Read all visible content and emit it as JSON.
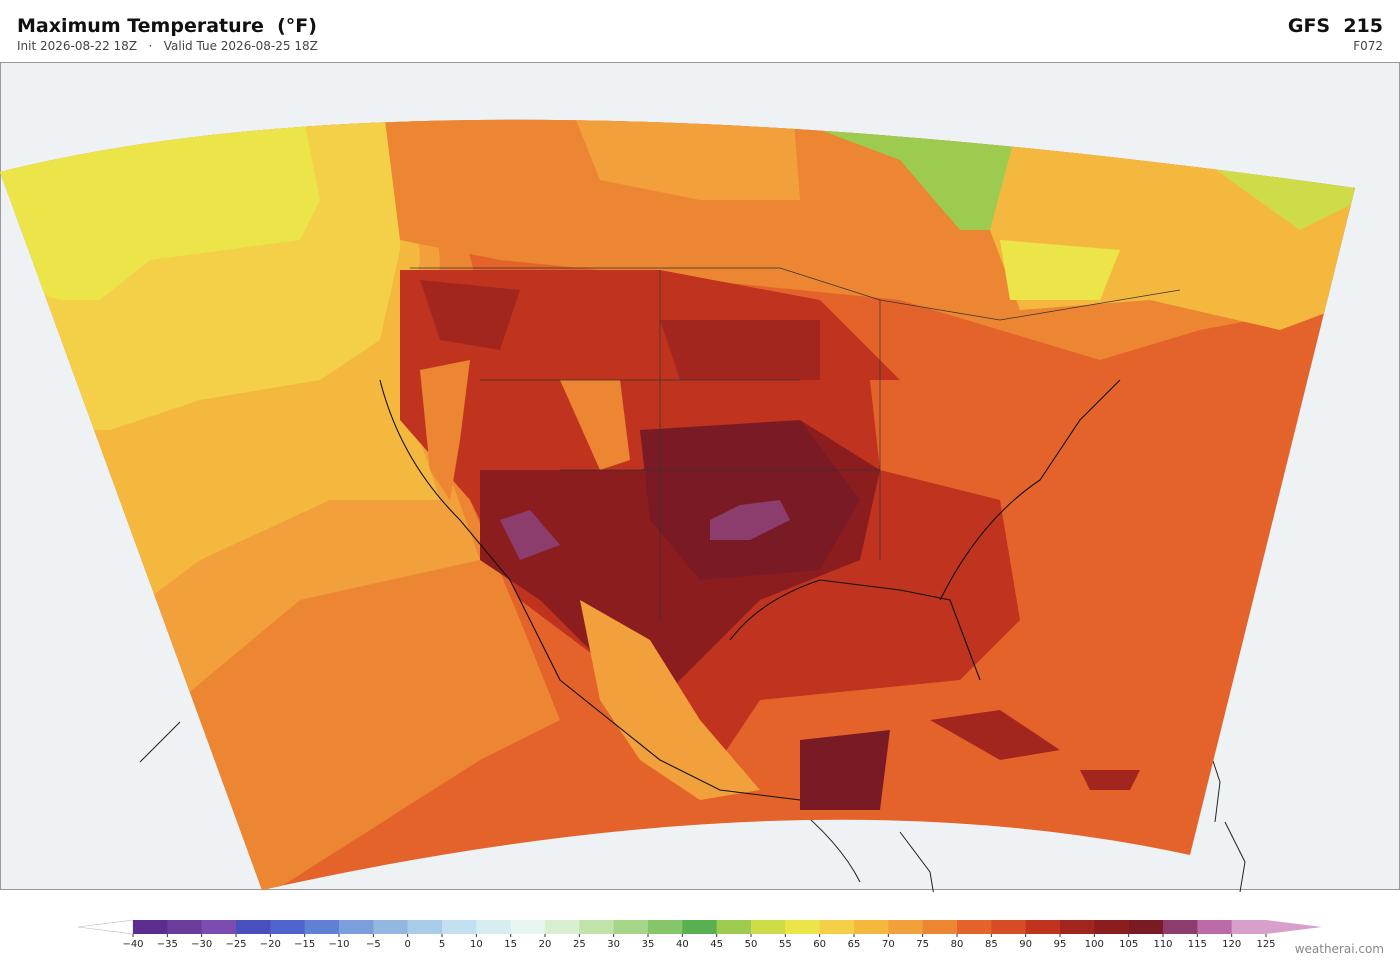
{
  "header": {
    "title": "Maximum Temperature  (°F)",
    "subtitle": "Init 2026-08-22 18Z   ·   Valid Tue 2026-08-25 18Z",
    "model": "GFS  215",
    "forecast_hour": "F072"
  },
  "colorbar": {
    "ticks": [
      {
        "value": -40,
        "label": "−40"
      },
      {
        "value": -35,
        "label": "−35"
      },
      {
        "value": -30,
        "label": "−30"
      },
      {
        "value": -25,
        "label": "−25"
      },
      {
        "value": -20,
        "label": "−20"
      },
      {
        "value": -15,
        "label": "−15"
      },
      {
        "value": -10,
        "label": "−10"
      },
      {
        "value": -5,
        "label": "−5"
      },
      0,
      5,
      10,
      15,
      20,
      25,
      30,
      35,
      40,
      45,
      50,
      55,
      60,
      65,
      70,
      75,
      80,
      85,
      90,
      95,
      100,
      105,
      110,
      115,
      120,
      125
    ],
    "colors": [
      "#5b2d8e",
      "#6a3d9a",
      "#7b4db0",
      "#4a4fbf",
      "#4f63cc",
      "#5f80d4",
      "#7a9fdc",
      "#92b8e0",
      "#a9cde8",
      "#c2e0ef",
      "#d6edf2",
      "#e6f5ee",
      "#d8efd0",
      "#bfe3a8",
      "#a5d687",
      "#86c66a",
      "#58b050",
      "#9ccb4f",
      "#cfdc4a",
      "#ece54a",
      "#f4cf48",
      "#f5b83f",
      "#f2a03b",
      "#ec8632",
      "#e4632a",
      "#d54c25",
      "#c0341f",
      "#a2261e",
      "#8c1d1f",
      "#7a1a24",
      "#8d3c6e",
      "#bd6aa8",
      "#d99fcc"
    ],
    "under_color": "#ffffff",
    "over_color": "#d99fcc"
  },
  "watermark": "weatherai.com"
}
....................
**Given instruction**.
Restate the entire listing word for word, excluding pictures.

**Output for this exercise**.
Read all visible content and emit it as JSON.
{
  "header": {
    "title": "Maximum Temperature  (°F)",
    "subtitle": "Init 2026-08-22 18Z   ·   Valid Tue 2026-08-25 18Z",
    "model": "GFS  215",
    "forecast_hour": "F072"
  },
  "colorbar": {
    "ticks": [
      {
        "value": -40,
        "label": "−40"
      },
      {
        "value": -35,
        "label": "−35"
      },
      {
        "value": -30,
        "label": "−30"
      },
      {
        "value": -25,
        "label": "−25"
      },
      {
        "value": -20,
        "label": "−20"
      },
      {
        "value": -15,
        "label": "−15"
      },
      {
        "value": -10,
        "label": "−10"
      },
      {
        "value": -5,
        "label": "−5"
      },
      0,
      5,
      10,
      15,
      20,
      25,
      30,
      35,
      40,
      45,
      50,
      55,
      60,
      65,
      70,
      75,
      80,
      85,
      90,
      95,
      100,
      105,
      110,
      115,
      120,
      125
    ],
    "colors": [
      "#5b2d8e",
      "#6a3d9a",
      "#7b4db0",
      "#4a4fbf",
      "#4f63cc",
      "#5f80d4",
      "#7a9fdc",
      "#92b8e0",
      "#a9cde8",
      "#c2e0ef",
      "#d6edf2",
      "#e6f5ee",
      "#d8efd0",
      "#bfe3a8",
      "#a5d687",
      "#86c66a",
      "#58b050",
      "#9ccb4f",
      "#cfdc4a",
      "#ece54a",
      "#f4cf48",
      "#f5b83f",
      "#f2a03b",
      "#ec8632",
      "#e4632a",
      "#d54c25",
      "#c0341f",
      "#a2261e",
      "#8c1d1f",
      "#7a1a24",
      "#8d3c6e",
      "#bd6aa8",
      "#d99fcc"
    ],
    "under_color": "#ffffff",
    "over_color": "#d99fcc"
  },
  "watermark": "weatherai.com"
}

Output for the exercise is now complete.